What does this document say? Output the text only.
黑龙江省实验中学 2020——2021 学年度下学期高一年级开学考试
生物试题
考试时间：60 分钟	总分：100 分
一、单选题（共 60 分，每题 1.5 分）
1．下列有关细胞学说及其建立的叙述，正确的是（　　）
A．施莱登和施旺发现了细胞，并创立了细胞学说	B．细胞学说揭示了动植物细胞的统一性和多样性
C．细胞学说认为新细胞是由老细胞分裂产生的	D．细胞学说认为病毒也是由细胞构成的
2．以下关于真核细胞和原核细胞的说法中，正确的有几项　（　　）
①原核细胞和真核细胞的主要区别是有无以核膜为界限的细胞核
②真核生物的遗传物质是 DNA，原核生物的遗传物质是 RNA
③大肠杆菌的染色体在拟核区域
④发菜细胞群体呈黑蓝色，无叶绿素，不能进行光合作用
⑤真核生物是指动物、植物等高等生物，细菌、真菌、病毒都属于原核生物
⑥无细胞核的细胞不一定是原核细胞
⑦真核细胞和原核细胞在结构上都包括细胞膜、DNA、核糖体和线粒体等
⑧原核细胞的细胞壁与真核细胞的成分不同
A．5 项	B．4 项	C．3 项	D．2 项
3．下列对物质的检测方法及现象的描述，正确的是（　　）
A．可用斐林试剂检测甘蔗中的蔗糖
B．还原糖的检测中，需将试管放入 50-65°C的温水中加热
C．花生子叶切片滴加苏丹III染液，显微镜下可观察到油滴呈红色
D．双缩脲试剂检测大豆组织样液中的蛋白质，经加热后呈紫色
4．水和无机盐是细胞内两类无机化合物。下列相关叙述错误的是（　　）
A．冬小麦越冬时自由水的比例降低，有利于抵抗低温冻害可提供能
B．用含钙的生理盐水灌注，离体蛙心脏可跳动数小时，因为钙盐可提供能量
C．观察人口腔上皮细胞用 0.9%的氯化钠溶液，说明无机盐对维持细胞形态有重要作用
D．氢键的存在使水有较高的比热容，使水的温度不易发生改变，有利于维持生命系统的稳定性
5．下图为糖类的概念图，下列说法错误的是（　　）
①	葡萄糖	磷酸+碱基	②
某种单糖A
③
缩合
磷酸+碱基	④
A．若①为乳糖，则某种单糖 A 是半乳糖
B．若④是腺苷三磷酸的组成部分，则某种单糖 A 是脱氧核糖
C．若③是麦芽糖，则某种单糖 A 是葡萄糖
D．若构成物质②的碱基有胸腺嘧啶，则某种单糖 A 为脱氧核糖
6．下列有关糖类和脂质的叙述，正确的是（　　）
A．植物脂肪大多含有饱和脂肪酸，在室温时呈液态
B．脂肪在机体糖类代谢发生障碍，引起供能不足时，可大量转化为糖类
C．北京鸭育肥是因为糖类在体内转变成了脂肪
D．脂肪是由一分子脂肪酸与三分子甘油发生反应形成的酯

------------------------------------

Stated exercise:
Write the entire listing out again, word for word.

Answer to this exercise:
What does this document say? Output the text only.
黑龙江省实验中学 2020——2021 学年度下学期高一年级开学考试
生物试题
考试时间：60 分钟	总分：100 分
一、单选题（共 60 分，每题 1.5 分）
1．下列有关细胞学说及其建立的叙述，正确的是（　　）
A．施莱登和施旺发现了细胞，并创立了细胞学说	B．细胞学说揭示了动植物细胞的统一性和多样性
C．细胞学说认为新细胞是由老细胞分裂产生的	D．细胞学说认为病毒也是由细胞构成的
2．以下关于真核细胞和原核细胞的说法中，正确的有几项　（　　）
①原核细胞和真核细胞的主要区别是有无以核膜为界限的细胞核
②真核生物的遗传物质是 DNA，原核生物的遗传物质是 RNA
③大肠杆菌的染色体在拟核区域
④发菜细胞群体呈黑蓝色，无叶绿素，不能进行光合作用
⑤真核生物是指动物、植物等高等生物，细菌、真菌、病毒都属于原核生物
⑥无细胞核的细胞不一定是原核细胞
⑦真核细胞和原核细胞在结构上都包括细胞膜、DNA、核糖体和线粒体等
⑧原核细胞的细胞壁与真核细胞的成分不同
A．5 项	B．4 项	C．3 项	D．2 项
3．下列对物质的检测方法及现象的描述，正确的是（　　）
A．可用斐林试剂检测甘蔗中的蔗糖
B．还原糖的检测中，需将试管放入 50-65°C的温水中加热
C．花生子叶切片滴加苏丹III染液，显微镜下可观察到油滴呈红色
D．双缩脲试剂检测大豆组织样液中的蛋白质，经加热后呈紫色
4．水和无机盐是细胞内两类无机化合物。下列相关叙述错误的是（　　）
A．冬小麦越冬时自由水的比例降低，有利于抵抗低温冻害可提供能
B．用含钙的生理盐水灌注，离体蛙心脏可跳动数小时，因为钙盐可提供能量
C．观察人口腔上皮细胞用 0.9%的氯化钠溶液，说明无机盐对维持细胞形态有重要作用
D．氢键的存在使水有较高的比热容，使水的温度不易发生改变，有利于维持生命系统的稳定性
5．下图为糖类的概念图，下列说法错误的是（　　）
①	葡萄糖	磷酸+碱基	②
某种单糖A
③
缩合
磷酸+碱基	④
A．若①为乳糖，则某种单糖 A 是半乳糖
B．若④是腺苷三磷酸的组成部分，则某种单糖 A 是脱氧核糖
C．若③是麦芽糖，则某种单糖 A 是葡萄糖
D．若构成物质②的碱基有胸腺嘧啶，则某种单糖 A 为脱氧核糖
6．下列有关糖类和脂质的叙述，正确的是（　　）
A．植物脂肪大多含有饱和脂肪酸，在室温时呈液态
B．脂肪在机体糖类代谢发生障碍，引起供能不足时，可大量转化为糖类
C．北京鸭育肥是因为糖类在体内转变成了脂肪
D．脂肪是由一分子脂肪酸与三分子甘油发生反应形成的酯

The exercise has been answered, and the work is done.